___ Supplied data

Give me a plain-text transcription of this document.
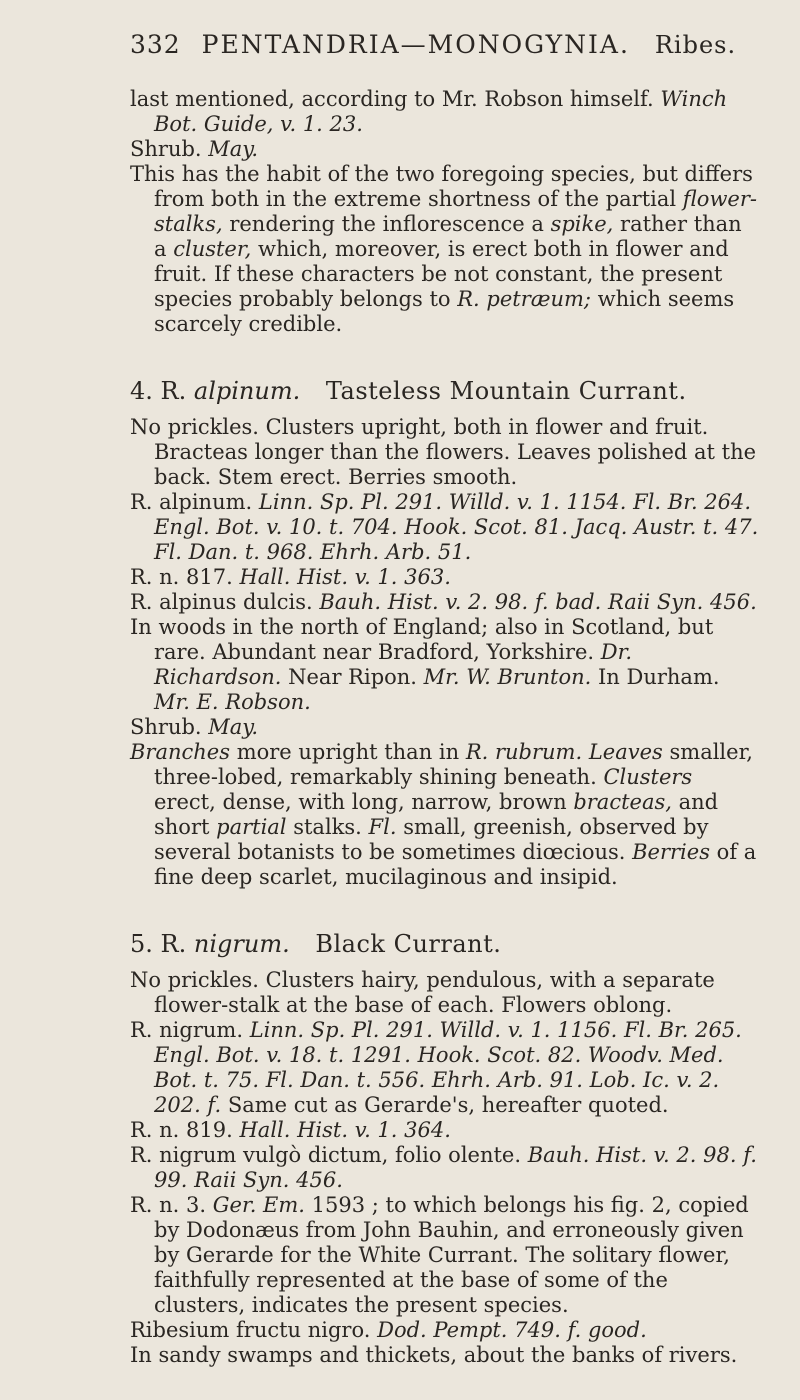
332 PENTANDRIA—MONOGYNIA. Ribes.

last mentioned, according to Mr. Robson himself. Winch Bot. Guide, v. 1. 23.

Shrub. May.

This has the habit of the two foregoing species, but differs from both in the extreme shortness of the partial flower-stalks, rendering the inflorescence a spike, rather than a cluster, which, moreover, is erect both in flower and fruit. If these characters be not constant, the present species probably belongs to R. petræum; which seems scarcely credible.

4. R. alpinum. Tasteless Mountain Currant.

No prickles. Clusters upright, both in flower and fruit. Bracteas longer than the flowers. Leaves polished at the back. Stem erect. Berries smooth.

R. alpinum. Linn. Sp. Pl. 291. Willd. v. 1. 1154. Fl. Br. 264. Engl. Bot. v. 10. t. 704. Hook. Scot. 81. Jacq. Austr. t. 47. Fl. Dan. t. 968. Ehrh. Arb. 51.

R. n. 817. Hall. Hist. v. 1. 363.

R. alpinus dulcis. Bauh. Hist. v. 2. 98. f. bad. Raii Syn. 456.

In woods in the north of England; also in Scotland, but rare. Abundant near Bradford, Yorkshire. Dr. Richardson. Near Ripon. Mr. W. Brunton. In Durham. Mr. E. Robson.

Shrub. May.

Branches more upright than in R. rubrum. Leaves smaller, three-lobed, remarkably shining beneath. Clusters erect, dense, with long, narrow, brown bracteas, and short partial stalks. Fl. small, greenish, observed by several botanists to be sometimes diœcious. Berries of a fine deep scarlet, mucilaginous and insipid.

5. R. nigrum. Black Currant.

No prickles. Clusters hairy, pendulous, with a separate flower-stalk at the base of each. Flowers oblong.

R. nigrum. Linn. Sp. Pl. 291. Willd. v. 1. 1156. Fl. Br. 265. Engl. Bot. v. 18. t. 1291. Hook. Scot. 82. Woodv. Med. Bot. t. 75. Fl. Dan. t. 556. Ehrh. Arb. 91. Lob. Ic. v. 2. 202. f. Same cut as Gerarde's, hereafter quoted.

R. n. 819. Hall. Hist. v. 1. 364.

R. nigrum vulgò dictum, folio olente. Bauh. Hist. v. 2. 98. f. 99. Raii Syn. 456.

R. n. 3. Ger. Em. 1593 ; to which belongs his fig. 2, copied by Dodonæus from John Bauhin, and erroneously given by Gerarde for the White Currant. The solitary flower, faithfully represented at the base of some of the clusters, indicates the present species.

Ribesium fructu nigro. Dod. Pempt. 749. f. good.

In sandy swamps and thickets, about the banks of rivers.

______

> [Challenge] Copy every line of the data word for word, omitting the images.

> [Exercise solution]
Give me a plain-text transcription of this document.
332 PENTANDRIA—MONOGYNIA. Ribes.

last mentioned, according to Mr. Robson himself. Winch Bot. Guide, v. 1. 23.

Shrub. May.

This has the habit of the two foregoing species, but differs from both in the extreme shortness of the partial flower-stalks, rendering the inflorescence a spike, rather than a cluster, which, moreover, is erect both in flower and fruit. If these characters be not constant, the present species probably belongs to R. petræum; which seems scarcely credible.

4. R. alpinum. Tasteless Mountain Currant.

No prickles. Clusters upright, both in flower and fruit. Bracteas longer than the flowers. Leaves polished at the back. Stem erect. Berries smooth.

R. alpinum. Linn. Sp. Pl. 291. Willd. v. 1. 1154. Fl. Br. 264. Engl. Bot. v. 10. t. 704. Hook. Scot. 81. Jacq. Austr. t. 47. Fl. Dan. t. 968. Ehrh. Arb. 51.

R. n. 817. Hall. Hist. v. 1. 363.

R. alpinus dulcis. Bauh. Hist. v. 2. 98. f. bad. Raii Syn. 456.

In woods in the north of England; also in Scotland, but rare. Abundant near Bradford, Yorkshire. Dr. Richardson. Near Ripon. Mr. W. Brunton. In Durham. Mr. E. Robson.

Shrub. May.

Branches more upright than in R. rubrum. Leaves smaller, three-lobed, remarkably shining beneath. Clusters erect, dense, with long, narrow, brown bracteas, and short partial stalks. Fl. small, greenish, observed by several botanists to be sometimes diœcious. Berries of a fine deep scarlet, mucilaginous and insipid.

5. R. nigrum. Black Currant.

No prickles. Clusters hairy, pendulous, with a separate flower-stalk at the base of each. Flowers oblong.

R. nigrum. Linn. Sp. Pl. 291. Willd. v. 1. 1156. Fl. Br. 265. Engl. Bot. v. 18. t. 1291. Hook. Scot. 82. Woodv. Med. Bot. t. 75. Fl. Dan. t. 556. Ehrh. Arb. 91. Lob. Ic. v. 2. 202. f. Same cut as Gerarde's, hereafter quoted.

R. n. 819. Hall. Hist. v. 1. 364.

R. nigrum vulgò dictum, folio olente. Bauh. Hist. v. 2. 98. f. 99. Raii Syn. 456.

R. n. 3. Ger. Em. 1593 ; to which belongs his fig. 2, copied by Dodonæus from John Bauhin, and erroneously given by Gerarde for the White Currant. The solitary flower, faithfully represented at the base of some of the clusters, indicates the present species.

Ribesium fructu nigro. Dod. Pempt. 749. f. good.

In sandy swamps and thickets, about the banks of rivers.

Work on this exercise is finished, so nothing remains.